__PROBLEM REQUIREMENTS__: Repeat the material exactly, leaving no line out.

□ □ □ □ □

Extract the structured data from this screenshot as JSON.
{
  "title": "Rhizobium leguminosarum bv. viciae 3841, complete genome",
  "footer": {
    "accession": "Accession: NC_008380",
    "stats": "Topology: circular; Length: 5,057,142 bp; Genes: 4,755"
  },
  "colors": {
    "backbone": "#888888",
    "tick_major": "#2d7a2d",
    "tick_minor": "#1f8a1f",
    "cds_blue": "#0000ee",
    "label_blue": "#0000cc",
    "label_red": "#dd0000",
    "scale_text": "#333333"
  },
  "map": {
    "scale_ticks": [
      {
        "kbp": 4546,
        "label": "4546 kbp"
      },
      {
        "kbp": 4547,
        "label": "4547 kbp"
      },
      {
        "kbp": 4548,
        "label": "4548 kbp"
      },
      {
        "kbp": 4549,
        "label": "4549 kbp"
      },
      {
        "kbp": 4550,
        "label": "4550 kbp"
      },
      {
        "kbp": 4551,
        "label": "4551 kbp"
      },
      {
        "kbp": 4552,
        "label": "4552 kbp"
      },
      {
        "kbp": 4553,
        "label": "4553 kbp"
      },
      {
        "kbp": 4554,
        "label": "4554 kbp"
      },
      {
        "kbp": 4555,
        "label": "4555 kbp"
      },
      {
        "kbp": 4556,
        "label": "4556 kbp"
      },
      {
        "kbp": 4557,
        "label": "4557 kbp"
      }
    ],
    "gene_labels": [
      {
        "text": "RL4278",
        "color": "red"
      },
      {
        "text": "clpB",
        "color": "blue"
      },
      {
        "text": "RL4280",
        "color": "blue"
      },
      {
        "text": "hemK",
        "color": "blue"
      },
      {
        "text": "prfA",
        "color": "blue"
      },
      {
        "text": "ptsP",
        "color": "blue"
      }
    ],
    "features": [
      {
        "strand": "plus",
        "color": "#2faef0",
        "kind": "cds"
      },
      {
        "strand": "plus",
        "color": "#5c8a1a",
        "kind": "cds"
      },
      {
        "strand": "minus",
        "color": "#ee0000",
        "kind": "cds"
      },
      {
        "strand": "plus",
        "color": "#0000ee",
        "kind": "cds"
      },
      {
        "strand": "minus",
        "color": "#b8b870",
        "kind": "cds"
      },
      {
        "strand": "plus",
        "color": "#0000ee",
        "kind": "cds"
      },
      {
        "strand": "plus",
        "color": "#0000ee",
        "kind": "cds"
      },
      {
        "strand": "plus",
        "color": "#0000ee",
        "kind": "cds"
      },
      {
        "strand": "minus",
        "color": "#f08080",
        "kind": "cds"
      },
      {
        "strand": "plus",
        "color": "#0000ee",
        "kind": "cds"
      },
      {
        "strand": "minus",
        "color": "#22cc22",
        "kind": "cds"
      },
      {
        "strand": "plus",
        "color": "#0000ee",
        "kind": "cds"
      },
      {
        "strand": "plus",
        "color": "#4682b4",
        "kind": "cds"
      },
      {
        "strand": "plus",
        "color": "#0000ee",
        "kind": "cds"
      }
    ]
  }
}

□ □ □ □ □

__OUTPUT__:
Extract the structured data from this screenshot as JSON.
{
  "title": "Rhizobium leguminosarum bv. viciae 3841, complete genome",
  "footer": {
    "accession": "Accession: NC_008380",
    "stats": "Topology: circular; Length: 5,057,142 bp; Genes: 4,755"
  },
  "colors": {
    "backbone": "#888888",
    "tick_major": "#2d7a2d",
    "tick_minor": "#1f8a1f",
    "cds_blue": "#0000ee",
    "label_blue": "#0000cc",
    "label_red": "#dd0000",
    "scale_text": "#333333"
  },
  "map": {
    "scale_ticks": [
      {
        "kbp": 4546,
        "label": "4546 kbp"
      },
      {
        "kbp": 4547,
        "label": "4547 kbp"
      },
      {
        "kbp": 4548,
        "label": "4548 kbp"
      },
      {
        "kbp": 4549,
        "label": "4549 kbp"
      },
      {
        "kbp": 4550,
        "label": "4550 kbp"
      },
      {
        "kbp": 4551,
        "label": "4551 kbp"
      },
      {
        "kbp": 4552,
        "label": "4552 kbp"
      },
      {
        "kbp": 4553,
        "label": "4553 kbp"
      },
      {
        "kbp": 4554,
        "label": "4554 kbp"
      },
      {
        "kbp": 4555,
        "label": "4555 kbp"
      },
      {
        "kbp": 4556,
        "label": "4556 kbp"
      },
      {
        "kbp": 4557,
        "label": "4557 kbp"
      }
    ],
    "gene_labels": [
      {
        "text": "RL4278",
        "color": "red"
      },
      {
        "text": "clpB",
        "color": "blue"
      },
      {
        "text": "RL4280",
        "color": "blue"
      },
      {
        "text": "hemK",
        "color": "blue"
      },
      {
        "text": "prfA",
        "color": "blue"
      },
      {
        "text": "ptsP",
        "color": "blue"
      }
    ],
    "features": [
      {
        "strand": "plus",
        "color": "#2faef0",
        "kind": "cds"
      },
      {
        "strand": "plus",
        "color": "#5c8a1a",
        "kind": "cds"
      },
      {
        "strand": "minus",
        "color": "#ee0000",
        "kind": "cds"
      },
      {
        "strand": "plus",
        "color": "#0000ee",
        "kind": "cds"
      },
      {
        "strand": "minus",
        "color": "#b8b870",
        "kind": "cds"
      },
      {
        "strand": "plus",
        "color": "#0000ee",
        "kind": "cds"
      },
      {
        "strand": "plus",
        "color": "#0000ee",
        "kind": "cds"
      },
      {
        "strand": "plus",
        "color": "#0000ee",
        "kind": "cds"
      },
      {
        "strand": "minus",
        "color": "#f08080",
        "kind": "cds"
      },
      {
        "strand": "plus",
        "color": "#0000ee",
        "kind": "cds"
      },
      {
        "strand": "minus",
        "color": "#22cc22",
        "kind": "cds"
      },
      {
        "strand": "plus",
        "color": "#0000ee",
        "kind": "cds"
      },
      {
        "strand": "plus",
        "color": "#4682b4",
        "kind": "cds"
      },
      {
        "strand": "plus",
        "color": "#0000ee",
        "kind": "cds"
      }
    ]
  }
}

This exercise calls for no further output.